# start of Supplied data

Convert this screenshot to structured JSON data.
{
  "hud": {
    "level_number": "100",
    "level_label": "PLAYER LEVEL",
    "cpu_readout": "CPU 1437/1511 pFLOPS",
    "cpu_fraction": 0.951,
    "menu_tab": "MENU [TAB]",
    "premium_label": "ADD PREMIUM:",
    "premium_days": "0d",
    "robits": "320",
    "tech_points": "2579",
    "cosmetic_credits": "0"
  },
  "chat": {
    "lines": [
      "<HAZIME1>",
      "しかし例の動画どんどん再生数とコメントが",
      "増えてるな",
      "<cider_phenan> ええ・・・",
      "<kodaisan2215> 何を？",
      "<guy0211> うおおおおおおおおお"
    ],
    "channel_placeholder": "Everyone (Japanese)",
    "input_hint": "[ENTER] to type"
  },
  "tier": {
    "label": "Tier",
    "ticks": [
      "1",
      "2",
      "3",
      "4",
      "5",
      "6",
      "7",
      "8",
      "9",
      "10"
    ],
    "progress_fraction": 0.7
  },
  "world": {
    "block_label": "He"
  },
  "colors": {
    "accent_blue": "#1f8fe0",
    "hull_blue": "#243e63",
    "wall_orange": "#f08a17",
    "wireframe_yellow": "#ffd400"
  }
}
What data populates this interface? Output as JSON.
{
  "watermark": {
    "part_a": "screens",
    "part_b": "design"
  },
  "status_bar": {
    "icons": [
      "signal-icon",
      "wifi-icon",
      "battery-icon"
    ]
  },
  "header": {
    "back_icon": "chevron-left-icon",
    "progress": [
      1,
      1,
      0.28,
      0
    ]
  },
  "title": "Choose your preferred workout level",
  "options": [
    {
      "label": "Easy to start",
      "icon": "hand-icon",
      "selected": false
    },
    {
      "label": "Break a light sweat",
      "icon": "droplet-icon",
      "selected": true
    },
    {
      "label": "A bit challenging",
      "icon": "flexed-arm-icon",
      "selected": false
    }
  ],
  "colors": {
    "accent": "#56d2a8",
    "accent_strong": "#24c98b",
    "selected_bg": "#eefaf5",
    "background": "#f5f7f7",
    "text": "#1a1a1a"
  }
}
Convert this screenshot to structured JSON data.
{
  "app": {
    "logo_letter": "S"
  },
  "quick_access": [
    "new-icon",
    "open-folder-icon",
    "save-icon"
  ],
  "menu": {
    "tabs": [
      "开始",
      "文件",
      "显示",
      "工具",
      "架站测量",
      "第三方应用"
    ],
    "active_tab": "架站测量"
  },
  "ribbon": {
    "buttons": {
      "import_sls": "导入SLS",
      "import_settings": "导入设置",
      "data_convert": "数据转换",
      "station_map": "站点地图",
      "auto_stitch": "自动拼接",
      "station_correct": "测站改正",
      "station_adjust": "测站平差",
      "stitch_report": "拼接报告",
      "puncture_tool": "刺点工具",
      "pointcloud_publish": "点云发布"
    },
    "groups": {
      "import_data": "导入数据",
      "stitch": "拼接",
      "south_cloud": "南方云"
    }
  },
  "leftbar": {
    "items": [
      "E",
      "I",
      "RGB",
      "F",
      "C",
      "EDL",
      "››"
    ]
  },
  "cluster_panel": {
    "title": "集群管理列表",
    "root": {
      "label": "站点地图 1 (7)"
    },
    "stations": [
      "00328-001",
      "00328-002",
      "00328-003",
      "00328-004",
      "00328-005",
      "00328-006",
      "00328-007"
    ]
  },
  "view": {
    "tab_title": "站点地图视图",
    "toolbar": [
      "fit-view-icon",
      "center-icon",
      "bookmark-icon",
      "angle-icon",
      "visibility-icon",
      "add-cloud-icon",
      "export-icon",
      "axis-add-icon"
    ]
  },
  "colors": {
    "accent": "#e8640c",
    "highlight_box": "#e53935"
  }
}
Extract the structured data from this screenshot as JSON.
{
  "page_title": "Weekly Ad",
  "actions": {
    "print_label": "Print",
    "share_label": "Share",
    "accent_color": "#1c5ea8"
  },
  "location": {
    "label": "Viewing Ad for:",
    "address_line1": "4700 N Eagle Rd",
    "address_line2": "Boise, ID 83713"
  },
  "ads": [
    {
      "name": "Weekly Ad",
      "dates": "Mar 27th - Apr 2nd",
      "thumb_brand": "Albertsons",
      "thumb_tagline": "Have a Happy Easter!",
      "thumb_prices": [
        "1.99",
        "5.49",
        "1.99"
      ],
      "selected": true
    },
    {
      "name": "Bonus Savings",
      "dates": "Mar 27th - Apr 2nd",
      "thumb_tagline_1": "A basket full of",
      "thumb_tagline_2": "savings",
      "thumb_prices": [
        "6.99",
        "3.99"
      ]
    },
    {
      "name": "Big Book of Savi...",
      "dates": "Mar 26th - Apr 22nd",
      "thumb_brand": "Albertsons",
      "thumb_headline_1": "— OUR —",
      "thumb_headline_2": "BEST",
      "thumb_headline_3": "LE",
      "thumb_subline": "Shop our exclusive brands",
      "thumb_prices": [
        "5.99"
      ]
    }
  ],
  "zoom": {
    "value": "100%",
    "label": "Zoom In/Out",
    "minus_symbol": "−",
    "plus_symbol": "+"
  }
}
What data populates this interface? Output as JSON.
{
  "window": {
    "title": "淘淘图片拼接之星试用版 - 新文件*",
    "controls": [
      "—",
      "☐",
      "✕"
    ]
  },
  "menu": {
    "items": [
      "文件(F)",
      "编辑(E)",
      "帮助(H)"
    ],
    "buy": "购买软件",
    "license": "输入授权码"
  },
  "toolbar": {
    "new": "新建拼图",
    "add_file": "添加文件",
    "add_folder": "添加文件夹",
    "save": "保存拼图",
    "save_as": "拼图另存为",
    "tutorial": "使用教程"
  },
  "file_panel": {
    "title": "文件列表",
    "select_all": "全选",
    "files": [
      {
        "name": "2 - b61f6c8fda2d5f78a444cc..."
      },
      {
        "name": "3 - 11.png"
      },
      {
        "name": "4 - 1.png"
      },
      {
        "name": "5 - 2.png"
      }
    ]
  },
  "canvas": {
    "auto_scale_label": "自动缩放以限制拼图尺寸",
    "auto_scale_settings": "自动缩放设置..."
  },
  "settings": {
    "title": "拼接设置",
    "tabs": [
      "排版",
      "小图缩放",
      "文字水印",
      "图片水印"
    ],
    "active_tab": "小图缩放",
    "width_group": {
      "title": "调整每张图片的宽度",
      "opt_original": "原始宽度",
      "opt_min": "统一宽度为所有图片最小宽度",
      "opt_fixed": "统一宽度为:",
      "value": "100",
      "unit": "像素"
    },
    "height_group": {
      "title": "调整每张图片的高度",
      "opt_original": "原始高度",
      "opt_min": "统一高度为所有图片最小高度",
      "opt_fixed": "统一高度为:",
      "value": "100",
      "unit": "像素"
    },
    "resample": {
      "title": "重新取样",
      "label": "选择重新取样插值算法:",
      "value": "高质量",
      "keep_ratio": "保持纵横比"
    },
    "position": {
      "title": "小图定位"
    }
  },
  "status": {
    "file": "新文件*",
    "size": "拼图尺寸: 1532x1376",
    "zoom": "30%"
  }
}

# end of Supplied data

◆ To be done ◆
Transcribe every record above exactly as it appears.

◆ Result of this task ◆
Convert this screenshot to structured JSON data.
{
  "hud": {
    "level_number": "100",
    "level_label": "PLAYER LEVEL",
    "cpu_readout": "CPU 1437/1511 pFLOPS",
    "cpu_fraction": 0.951,
    "menu_tab": "MENU [TAB]",
    "premium_label": "ADD PREMIUM:",
    "premium_days": "0d",
    "robits": "320",
    "tech_points": "2579",
    "cosmetic_credits": "0"
  },
  "chat": {
    "lines": [
      "<HAZIME1>",
      "しかし例の動画どんどん再生数とコメントが",
      "増えてるな",
      "<cider_phenan> ええ・・・",
      "<kodaisan2215> 何を？",
      "<guy0211> うおおおおおおおおお"
    ],
    "channel_placeholder": "Everyone (Japanese)",
    "input_hint": "[ENTER] to type"
  },
  "tier": {
    "label": "Tier",
    "ticks": [
      "1",
      "2",
      "3",
      "4",
      "5",
      "6",
      "7",
      "8",
      "9",
      "10"
    ],
    "progress_fraction": 0.7
  },
  "world": {
    "block_label": "He"
  },
  "colors": {
    "accent_blue": "#1f8fe0",
    "hull_blue": "#243e63",
    "wall_orange": "#f08a17",
    "wireframe_yellow": "#ffd400"
  }
}
What data populates this interface? Output as JSON.
{
  "watermark": {
    "part_a": "screens",
    "part_b": "design"
  },
  "status_bar": {
    "icons": [
      "signal-icon",
      "wifi-icon",
      "battery-icon"
    ]
  },
  "header": {
    "back_icon": "chevron-left-icon",
    "progress": [
      1,
      1,
      0.28,
      0
    ]
  },
  "title": "Choose your preferred workout level",
  "options": [
    {
      "label": "Easy to start",
      "icon": "hand-icon",
      "selected": false
    },
    {
      "label": "Break a light sweat",
      "icon": "droplet-icon",
      "selected": true
    },
    {
      "label": "A bit challenging",
      "icon": "flexed-arm-icon",
      "selected": false
    }
  ],
  "colors": {
    "accent": "#56d2a8",
    "accent_strong": "#24c98b",
    "selected_bg": "#eefaf5",
    "background": "#f5f7f7",
    "text": "#1a1a1a"
  }
}
Convert this screenshot to structured JSON data.
{
  "app": {
    "logo_letter": "S"
  },
  "quick_access": [
    "new-icon",
    "open-folder-icon",
    "save-icon"
  ],
  "menu": {
    "tabs": [
      "开始",
      "文件",
      "显示",
      "工具",
      "架站测量",
      "第三方应用"
    ],
    "active_tab": "架站测量"
  },
  "ribbon": {
    "buttons": {
      "import_sls": "导入SLS",
      "import_settings": "导入设置",
      "data_convert": "数据转换",
      "station_map": "站点地图",
      "auto_stitch": "自动拼接",
      "station_correct": "测站改正",
      "station_adjust": "测站平差",
      "stitch_report": "拼接报告",
      "puncture_tool": "刺点工具",
      "pointcloud_publish": "点云发布"
    },
    "groups": {
      "import_data": "导入数据",
      "stitch": "拼接",
      "south_cloud": "南方云"
    }
  },
  "leftbar": {
    "items": [
      "E",
      "I",
      "RGB",
      "F",
      "C",
      "EDL",
      "››"
    ]
  },
  "cluster_panel": {
    "title": "集群管理列表",
    "root": {
      "label": "站点地图 1 (7)"
    },
    "stations": [
      "00328-001",
      "00328-002",
      "00328-003",
      "00328-004",
      "00328-005",
      "00328-006",
      "00328-007"
    ]
  },
  "view": {
    "tab_title": "站点地图视图",
    "toolbar": [
      "fit-view-icon",
      "center-icon",
      "bookmark-icon",
      "angle-icon",
      "visibility-icon",
      "add-cloud-icon",
      "export-icon",
      "axis-add-icon"
    ]
  },
  "colors": {
    "accent": "#e8640c",
    "highlight_box": "#e53935"
  }
}
Extract the structured data from this screenshot as JSON.
{
  "page_title": "Weekly Ad",
  "actions": {
    "print_label": "Print",
    "share_label": "Share",
    "accent_color": "#1c5ea8"
  },
  "location": {
    "label": "Viewing Ad for:",
    "address_line1": "4700 N Eagle Rd",
    "address_line2": "Boise, ID 83713"
  },
  "ads": [
    {
      "name": "Weekly Ad",
      "dates": "Mar 27th - Apr 2nd",
      "thumb_brand": "Albertsons",
      "thumb_tagline": "Have a Happy Easter!",
      "thumb_prices": [
        "1.99",
        "5.49",
        "1.99"
      ],
      "selected": true
    },
    {
      "name": "Bonus Savings",
      "dates": "Mar 27th - Apr 2nd",
      "thumb_tagline_1": "A basket full of",
      "thumb_tagline_2": "savings",
      "thumb_prices": [
        "6.99",
        "3.99"
      ]
    },
    {
      "name": "Big Book of Savi...",
      "dates": "Mar 26th - Apr 22nd",
      "thumb_brand": "Albertsons",
      "thumb_headline_1": "— OUR —",
      "thumb_headline_2": "BEST",
      "thumb_headline_3": "LE",
      "thumb_subline": "Shop our exclusive brands",
      "thumb_prices": [
        "5.99"
      ]
    }
  ],
  "zoom": {
    "value": "100%",
    "label": "Zoom In/Out",
    "minus_symbol": "−",
    "plus_symbol": "+"
  }
}
What data populates this interface? Output as JSON.
{
  "window": {
    "title": "淘淘图片拼接之星试用版 - 新文件*",
    "controls": [
      "—",
      "☐",
      "✕"
    ]
  },
  "menu": {
    "items": [
      "文件(F)",
      "编辑(E)",
      "帮助(H)"
    ],
    "buy": "购买软件",
    "license": "输入授权码"
  },
  "toolbar": {
    "new": "新建拼图",
    "add_file": "添加文件",
    "add_folder": "添加文件夹",
    "save": "保存拼图",
    "save_as": "拼图另存为",
    "tutorial": "使用教程"
  },
  "file_panel": {
    "title": "文件列表",
    "select_all": "全选",
    "files": [
      {
        "name": "2 - b61f6c8fda2d5f78a444cc..."
      },
      {
        "name": "3 - 11.png"
      },
      {
        "name": "4 - 1.png"
      },
      {
        "name": "5 - 2.png"
      }
    ]
  },
  "canvas": {
    "auto_scale_label": "自动缩放以限制拼图尺寸",
    "auto_scale_settings": "自动缩放设置..."
  },
  "settings": {
    "title": "拼接设置",
    "tabs": [
      "排版",
      "小图缩放",
      "文字水印",
      "图片水印"
    ],
    "active_tab": "小图缩放",
    "width_group": {
      "title": "调整每张图片的宽度",
      "opt_original": "原始宽度",
      "opt_min": "统一宽度为所有图片最小宽度",
      "opt_fixed": "统一宽度为:",
      "value": "100",
      "unit": "像素"
    },
    "height_group": {
      "title": "调整每张图片的高度",
      "opt_original": "原始高度",
      "opt_min": "统一高度为所有图片最小高度",
      "opt_fixed": "统一高度为:",
      "value": "100",
      "unit": "像素"
    },
    "resample": {
      "title": "重新取样",
      "label": "选择重新取样插值算法:",
      "value": "高质量",
      "keep_ratio": "保持纵横比"
    },
    "position": {
      "title": "小图定位"
    }
  },
  "status": {
    "file": "新文件*",
    "size": "拼图尺寸: 1532x1376",
    "zoom": "30%"
  }
}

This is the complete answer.